───── EXERCISE MATERIALS
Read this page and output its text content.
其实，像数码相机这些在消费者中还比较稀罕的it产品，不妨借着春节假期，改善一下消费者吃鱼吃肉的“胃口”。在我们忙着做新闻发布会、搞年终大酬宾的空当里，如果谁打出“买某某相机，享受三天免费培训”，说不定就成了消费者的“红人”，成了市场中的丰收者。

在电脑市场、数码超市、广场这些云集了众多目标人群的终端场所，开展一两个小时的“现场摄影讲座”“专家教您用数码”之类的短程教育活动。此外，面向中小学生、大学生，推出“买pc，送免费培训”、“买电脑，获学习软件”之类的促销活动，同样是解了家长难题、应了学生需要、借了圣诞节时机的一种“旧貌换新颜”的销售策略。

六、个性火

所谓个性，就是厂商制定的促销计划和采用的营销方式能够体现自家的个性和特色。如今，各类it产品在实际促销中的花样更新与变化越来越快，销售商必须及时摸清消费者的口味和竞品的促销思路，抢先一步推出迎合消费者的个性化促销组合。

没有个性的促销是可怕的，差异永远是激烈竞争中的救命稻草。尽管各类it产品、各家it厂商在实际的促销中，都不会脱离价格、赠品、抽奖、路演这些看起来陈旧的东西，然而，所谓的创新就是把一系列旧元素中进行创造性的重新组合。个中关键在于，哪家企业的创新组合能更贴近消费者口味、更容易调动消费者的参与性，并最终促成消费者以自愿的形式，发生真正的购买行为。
──────────
◆ WHAT YOU ARE ASKED TO DO:
All of the entries should be written out again exactly.

◆ TASK OUTPUT:
Read this page and output its text content.
其实，像数码相机这些在消费者中还比较稀罕的it产品，不妨借着春节假期，改善一下消费者吃鱼吃肉的“胃口”。在我们忙着做新闻发布会、搞年终大酬宾的空当里，如果谁打出“买某某相机，享受三天免费培训”，说不定就成了消费者的“红人”，成了市场中的丰收者。

在电脑市场、数码超市、广场这些云集了众多目标人群的终端场所，开展一两个小时的“现场摄影讲座”“专家教您用数码”之类的短程教育活动。此外，面向中小学生、大学生，推出“买pc，送免费培训”、“买电脑，获学习软件”之类的促销活动，同样是解了家长难题、应了学生需要、借了圣诞节时机的一种“旧貌换新颜”的销售策略。

六、个性火

所谓个性，就是厂商制定的促销计划和采用的营销方式能够体现自家的个性和特色。如今，各类it产品在实际促销中的花样更新与变化越来越快，销售商必须及时摸清消费者的口味和竞品的促销思路，抢先一步推出迎合消费者的个性化促销组合。

没有个性的促销是可怕的，差异永远是激烈竞争中的救命稻草。尽管各类it产品、各家it厂商在实际的促销中，都不会脱离价格、赠品、抽奖、路演这些看起来陈旧的东西，然而，所谓的创新就是把一系列旧元素中进行创造性的重新组合。个中关键在于，哪家企业的创新组合能更贴近消费者口味、更容易调动消费者的参与性，并最终促成消费者以自愿的形式，发生真正的购买行为。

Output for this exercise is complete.